* **Written instruction**:
Rewrite the rows that follow, substituting "caption" for every occurrence of "button-label" and leaving everything else unchanged.

* **Dataset excerpts**:
-----

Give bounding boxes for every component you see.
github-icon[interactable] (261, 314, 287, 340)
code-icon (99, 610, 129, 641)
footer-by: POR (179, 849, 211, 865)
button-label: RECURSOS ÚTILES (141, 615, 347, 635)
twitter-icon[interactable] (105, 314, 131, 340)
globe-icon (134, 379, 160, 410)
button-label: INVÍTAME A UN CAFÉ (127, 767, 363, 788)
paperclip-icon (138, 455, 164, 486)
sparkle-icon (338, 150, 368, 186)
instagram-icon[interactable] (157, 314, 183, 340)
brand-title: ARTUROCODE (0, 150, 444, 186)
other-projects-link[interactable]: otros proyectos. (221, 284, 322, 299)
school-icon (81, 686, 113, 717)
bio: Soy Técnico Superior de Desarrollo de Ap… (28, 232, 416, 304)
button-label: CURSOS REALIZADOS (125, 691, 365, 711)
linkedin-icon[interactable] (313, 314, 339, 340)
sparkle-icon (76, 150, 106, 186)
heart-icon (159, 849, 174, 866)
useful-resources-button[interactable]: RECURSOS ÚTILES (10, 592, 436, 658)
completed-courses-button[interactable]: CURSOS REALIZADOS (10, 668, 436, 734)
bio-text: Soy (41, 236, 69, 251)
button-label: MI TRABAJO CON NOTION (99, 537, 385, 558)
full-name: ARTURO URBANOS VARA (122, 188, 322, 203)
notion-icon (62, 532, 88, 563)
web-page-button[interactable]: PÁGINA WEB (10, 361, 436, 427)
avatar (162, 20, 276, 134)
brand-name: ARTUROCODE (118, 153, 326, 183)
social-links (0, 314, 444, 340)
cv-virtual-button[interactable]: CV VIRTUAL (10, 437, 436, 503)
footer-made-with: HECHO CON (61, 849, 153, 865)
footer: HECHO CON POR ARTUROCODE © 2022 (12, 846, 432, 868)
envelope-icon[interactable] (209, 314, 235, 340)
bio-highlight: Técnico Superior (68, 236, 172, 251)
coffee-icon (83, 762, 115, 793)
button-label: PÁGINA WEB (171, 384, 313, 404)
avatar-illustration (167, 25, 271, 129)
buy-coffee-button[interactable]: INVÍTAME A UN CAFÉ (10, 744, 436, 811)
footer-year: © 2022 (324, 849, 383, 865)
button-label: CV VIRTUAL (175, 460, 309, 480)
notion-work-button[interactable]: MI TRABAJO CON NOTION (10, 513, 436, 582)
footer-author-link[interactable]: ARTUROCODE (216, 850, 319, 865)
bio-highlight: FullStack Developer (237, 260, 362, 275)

-----

* **Answer for this exercise**:
Give bounding boxes for every component you see.
github-icon[interactable] (261, 314, 287, 340)
code-icon (99, 610, 129, 641)
footer-by: POR (179, 849, 211, 865)
caption: RECURSOS ÚTILES (141, 615, 347, 635)
twitter-icon[interactable] (105, 314, 131, 340)
globe-icon (134, 379, 160, 410)
caption: INVÍTAME A UN CAFÉ (127, 767, 363, 788)
paperclip-icon (138, 455, 164, 486)
sparkle-icon (338, 150, 368, 186)
instagram-icon[interactable] (157, 314, 183, 340)
brand-title: ARTUROCODE (0, 150, 444, 186)
other-projects-link[interactable]: otros proyectos. (221, 284, 322, 299)
school-icon (81, 686, 113, 717)
bio: Soy Técnico Superior de Desarrollo de Ap… (28, 232, 416, 304)
caption: CURSOS REALIZADOS (125, 691, 365, 711)
linkedin-icon[interactable] (313, 314, 339, 340)
sparkle-icon (76, 150, 106, 186)
heart-icon (159, 849, 174, 866)
useful-resources-button[interactable]: RECURSOS ÚTILES (10, 592, 436, 658)
completed-courses-button[interactable]: CURSOS REALIZADOS (10, 668, 436, 734)
bio-text: Soy (41, 236, 69, 251)
caption: MI TRABAJO CON NOTION (99, 537, 385, 558)
full-name: ARTURO URBANOS VARA (122, 188, 322, 203)
notion-icon (62, 532, 88, 563)
web-page-button[interactable]: PÁGINA WEB (10, 361, 436, 427)
avatar (162, 20, 276, 134)
brand-name: ARTUROCODE (118, 153, 326, 183)
social-links (0, 314, 444, 340)
cv-virtual-button[interactable]: CV VIRTUAL (10, 437, 436, 503)
footer-made-with: HECHO CON (61, 849, 153, 865)
footer: HECHO CON POR ARTUROCODE © 2022 (12, 846, 432, 868)
envelope-icon[interactable] (209, 314, 235, 340)
bio-highlight: Técnico Superior (68, 236, 172, 251)
coffee-icon (83, 762, 115, 793)
caption: PÁGINA WEB (171, 384, 313, 404)
avatar-illustration (167, 25, 271, 129)
buy-coffee-button[interactable]: INVÍTAME A UN CAFÉ (10, 744, 436, 811)
footer-year: © 2022 (324, 849, 383, 865)
caption: CV VIRTUAL (175, 460, 309, 480)
notion-work-button[interactable]: MI TRABAJO CON NOTION (10, 513, 436, 582)
footer-author-link[interactable]: ARTUROCODE (216, 850, 319, 865)
bio-highlight: FullStack Developer (237, 260, 362, 275)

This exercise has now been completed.